» **Given exercise**: Will you extract the entries word for word? Images should not appear in the copy.

-- Start --

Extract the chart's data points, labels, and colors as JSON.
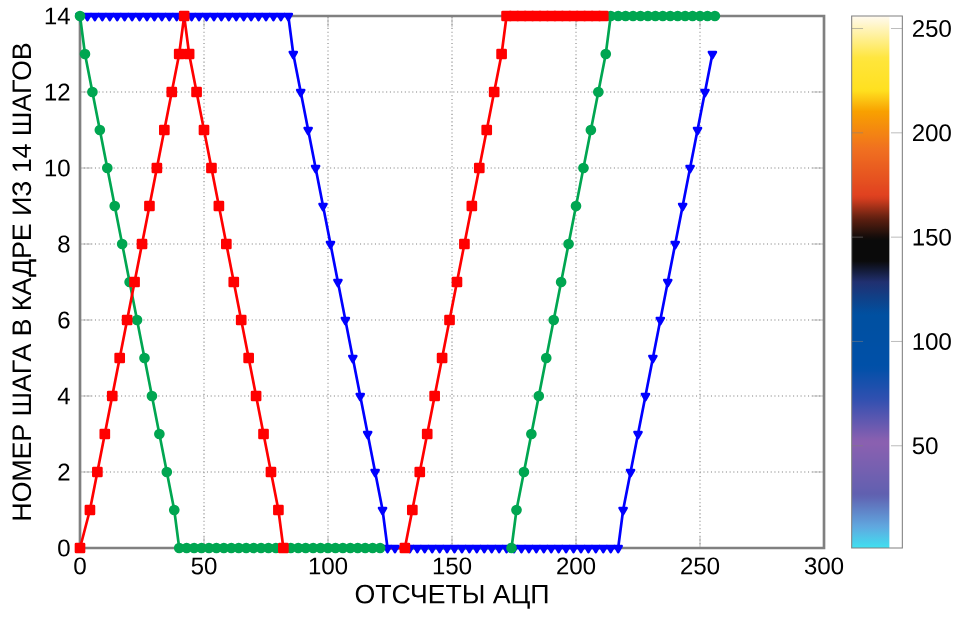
{
  "chart_data": {
    "type": "line",
    "xlabel": "ОТСЧЕТЫ АЦП",
    "ylabel": "НОМЕР ШАГА В КАДРЕ ИЗ 14 ШАГОВ",
    "xlim": [
      0,
      300
    ],
    "ylim": [
      0,
      14
    ],
    "xticks": [
      0,
      50,
      100,
      150,
      200,
      250,
      300
    ],
    "yticks": [
      0,
      2,
      4,
      6,
      8,
      10,
      12,
      14
    ],
    "grid": true,
    "clim": [
      1,
      256
    ],
    "cticks": [
      50,
      100,
      150,
      200,
      250
    ],
    "series": [
      {
        "color": "#0000ff",
        "marker": "triangle",
        "x": [
          0,
          3,
          6,
          9,
          12,
          15,
          18,
          21,
          24,
          27,
          30,
          33,
          36,
          39,
          42,
          45,
          48,
          51,
          54,
          57,
          60,
          63,
          66,
          69,
          72,
          75,
          78,
          81,
          84,
          86,
          89,
          92,
          95,
          98,
          101,
          104,
          107,
          110,
          113,
          116,
          119,
          122,
          124,
          127,
          133,
          136,
          139,
          142,
          145,
          148,
          151,
          154,
          157,
          160,
          163,
          166,
          169,
          172,
          175,
          178,
          181,
          184,
          187,
          190,
          193,
          196,
          199,
          202,
          205,
          208,
          211,
          214,
          217,
          219,
          222,
          225,
          228,
          231,
          234,
          237,
          240,
          243,
          246,
          249,
          252,
          255
        ],
        "values": [
          14,
          14,
          14,
          14,
          14,
          14,
          14,
          14,
          14,
          14,
          14,
          14,
          14,
          14,
          14,
          14,
          14,
          14,
          14,
          14,
          14,
          14,
          14,
          14,
          14,
          14,
          14,
          14,
          14,
          13,
          12,
          11,
          10,
          9,
          8,
          7,
          6,
          5,
          4,
          3,
          2,
          1,
          0,
          0,
          0,
          0,
          0,
          0,
          0,
          0,
          0,
          0,
          0,
          0,
          0,
          0,
          0,
          0,
          0,
          0,
          0,
          0,
          0,
          0,
          0,
          0,
          0,
          0,
          0,
          0,
          0,
          0,
          0,
          1,
          2,
          3,
          4,
          5,
          6,
          7,
          8,
          9,
          10,
          11,
          12,
          13
        ]
      },
      {
        "color": "#00a651",
        "marker": "circle",
        "x": [
          0,
          2,
          5,
          8,
          11,
          14,
          17,
          20,
          23,
          26,
          29,
          32,
          35,
          38,
          40,
          43,
          46,
          49,
          52,
          55,
          58,
          61,
          64,
          67,
          70,
          73,
          76,
          79,
          85,
          88,
          91,
          94,
          97,
          100,
          103,
          106,
          109,
          112,
          115,
          118,
          121,
          174,
          176,
          179,
          182,
          185,
          188,
          191,
          194,
          197,
          200,
          203,
          206,
          209,
          212,
          214,
          217,
          220,
          223,
          226,
          229,
          232,
          235,
          238,
          241,
          244,
          247,
          250,
          253,
          256
        ],
        "values": [
          14,
          13,
          12,
          11,
          10,
          9,
          8,
          7,
          6,
          5,
          4,
          3,
          2,
          1,
          0,
          0,
          0,
          0,
          0,
          0,
          0,
          0,
          0,
          0,
          0,
          0,
          0,
          0,
          0,
          0,
          0,
          0,
          0,
          0,
          0,
          0,
          0,
          0,
          0,
          0,
          0,
          0,
          1,
          2,
          3,
          4,
          5,
          6,
          7,
          8,
          9,
          10,
          11,
          12,
          13,
          14,
          14,
          14,
          14,
          14,
          14,
          14,
          14,
          14,
          14,
          14,
          14,
          14,
          14,
          14
        ]
      },
      {
        "color": "#ff0000",
        "marker": "square",
        "x": [
          0,
          4,
          7,
          10,
          13,
          16,
          19,
          22,
          25,
          28,
          31,
          34,
          37,
          40,
          42,
          44,
          47,
          50,
          53,
          56,
          59,
          62,
          65,
          68,
          71,
          74,
          77,
          80,
          82,
          131,
          134,
          137,
          140,
          143,
          146,
          149,
          152,
          155,
          158,
          161,
          164,
          167,
          170,
          172,
          175,
          178,
          181,
          184,
          187,
          190,
          193,
          196,
          199,
          202,
          205,
          208,
          211
        ],
        "values": [
          0,
          1,
          2,
          3,
          4,
          5,
          6,
          7,
          8,
          9,
          10,
          11,
          12,
          13,
          14,
          13,
          12,
          11,
          10,
          9,
          8,
          7,
          6,
          5,
          4,
          3,
          2,
          1,
          0,
          0,
          1,
          2,
          3,
          4,
          5,
          6,
          7,
          8,
          9,
          10,
          11,
          12,
          13,
          14,
          14,
          14,
          14,
          14,
          14,
          14,
          14,
          14,
          14,
          14,
          14,
          14,
          14
        ]
      }
    ]
  }
}
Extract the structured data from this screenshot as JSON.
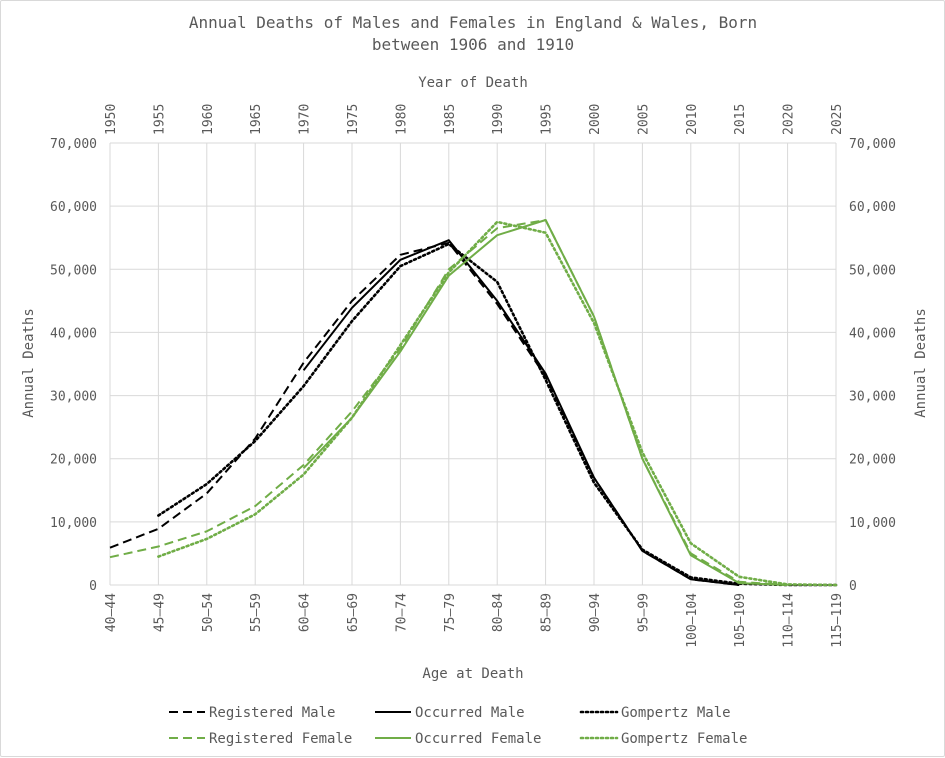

-- End --

» **Expected output**:
Extract the chart's data points, labels, and colors as JSON.
{
  "chart_data": {
    "type": "line",
    "xlabel": "ОТСЧЕТЫ АЦП",
    "ylabel": "НОМЕР ШАГА В КАДРЕ ИЗ 14 ШАГОВ",
    "xlim": [
      0,
      300
    ],
    "ylim": [
      0,
      14
    ],
    "xticks": [
      0,
      50,
      100,
      150,
      200,
      250,
      300
    ],
    "yticks": [
      0,
      2,
      4,
      6,
      8,
      10,
      12,
      14
    ],
    "grid": true,
    "clim": [
      1,
      256
    ],
    "cticks": [
      50,
      100,
      150,
      200,
      250
    ],
    "series": [
      {
        "color": "#0000ff",
        "marker": "triangle",
        "x": [
          0,
          3,
          6,
          9,
          12,
          15,
          18,
          21,
          24,
          27,
          30,
          33,
          36,
          39,
          42,
          45,
          48,
          51,
          54,
          57,
          60,
          63,
          66,
          69,
          72,
          75,
          78,
          81,
          84,
          86,
          89,
          92,
          95,
          98,
          101,
          104,
          107,
          110,
          113,
          116,
          119,
          122,
          124,
          127,
          133,
          136,
          139,
          142,
          145,
          148,
          151,
          154,
          157,
          160,
          163,
          166,
          169,
          172,
          175,
          178,
          181,
          184,
          187,
          190,
          193,
          196,
          199,
          202,
          205,
          208,
          211,
          214,
          217,
          219,
          222,
          225,
          228,
          231,
          234,
          237,
          240,
          243,
          246,
          249,
          252,
          255
        ],
        "values": [
          14,
          14,
          14,
          14,
          14,
          14,
          14,
          14,
          14,
          14,
          14,
          14,
          14,
          14,
          14,
          14,
          14,
          14,
          14,
          14,
          14,
          14,
          14,
          14,
          14,
          14,
          14,
          14,
          14,
          13,
          12,
          11,
          10,
          9,
          8,
          7,
          6,
          5,
          4,
          3,
          2,
          1,
          0,
          0,
          0,
          0,
          0,
          0,
          0,
          0,
          0,
          0,
          0,
          0,
          0,
          0,
          0,
          0,
          0,
          0,
          0,
          0,
          0,
          0,
          0,
          0,
          0,
          0,
          0,
          0,
          0,
          0,
          0,
          1,
          2,
          3,
          4,
          5,
          6,
          7,
          8,
          9,
          10,
          11,
          12,
          13
        ]
      },
      {
        "color": "#00a651",
        "marker": "circle",
        "x": [
          0,
          2,
          5,
          8,
          11,
          14,
          17,
          20,
          23,
          26,
          29,
          32,
          35,
          38,
          40,
          43,
          46,
          49,
          52,
          55,
          58,
          61,
          64,
          67,
          70,
          73,
          76,
          79,
          85,
          88,
          91,
          94,
          97,
          100,
          103,
          106,
          109,
          112,
          115,
          118,
          121,
          174,
          176,
          179,
          182,
          185,
          188,
          191,
          194,
          197,
          200,
          203,
          206,
          209,
          212,
          214,
          217,
          220,
          223,
          226,
          229,
          232,
          235,
          238,
          241,
          244,
          247,
          250,
          253,
          256
        ],
        "values": [
          14,
          13,
          12,
          11,
          10,
          9,
          8,
          7,
          6,
          5,
          4,
          3,
          2,
          1,
          0,
          0,
          0,
          0,
          0,
          0,
          0,
          0,
          0,
          0,
          0,
          0,
          0,
          0,
          0,
          0,
          0,
          0,
          0,
          0,
          0,
          0,
          0,
          0,
          0,
          0,
          0,
          0,
          1,
          2,
          3,
          4,
          5,
          6,
          7,
          8,
          9,
          10,
          11,
          12,
          13,
          14,
          14,
          14,
          14,
          14,
          14,
          14,
          14,
          14,
          14,
          14,
          14,
          14,
          14,
          14
        ]
      },
      {
        "color": "#ff0000",
        "marker": "square",
        "x": [
          0,
          4,
          7,
          10,
          13,
          16,
          19,
          22,
          25,
          28,
          31,
          34,
          37,
          40,
          42,
          44,
          47,
          50,
          53,
          56,
          59,
          62,
          65,
          68,
          71,
          74,
          77,
          80,
          82,
          131,
          134,
          137,
          140,
          143,
          146,
          149,
          152,
          155,
          158,
          161,
          164,
          167,
          170,
          172,
          175,
          178,
          181,
          184,
          187,
          190,
          193,
          196,
          199,
          202,
          205,
          208,
          211
        ],
        "values": [
          0,
          1,
          2,
          3,
          4,
          5,
          6,
          7,
          8,
          9,
          10,
          11,
          12,
          13,
          14,
          13,
          12,
          11,
          10,
          9,
          8,
          7,
          6,
          5,
          4,
          3,
          2,
          1,
          0,
          0,
          1,
          2,
          3,
          4,
          5,
          6,
          7,
          8,
          9,
          10,
          11,
          12,
          13,
          14,
          14,
          14,
          14,
          14,
          14,
          14,
          14,
          14,
          14,
          14,
          14,
          14,
          14
        ]
      }
    ]
  }
}
Extract the structured data from this screenshot as JSON.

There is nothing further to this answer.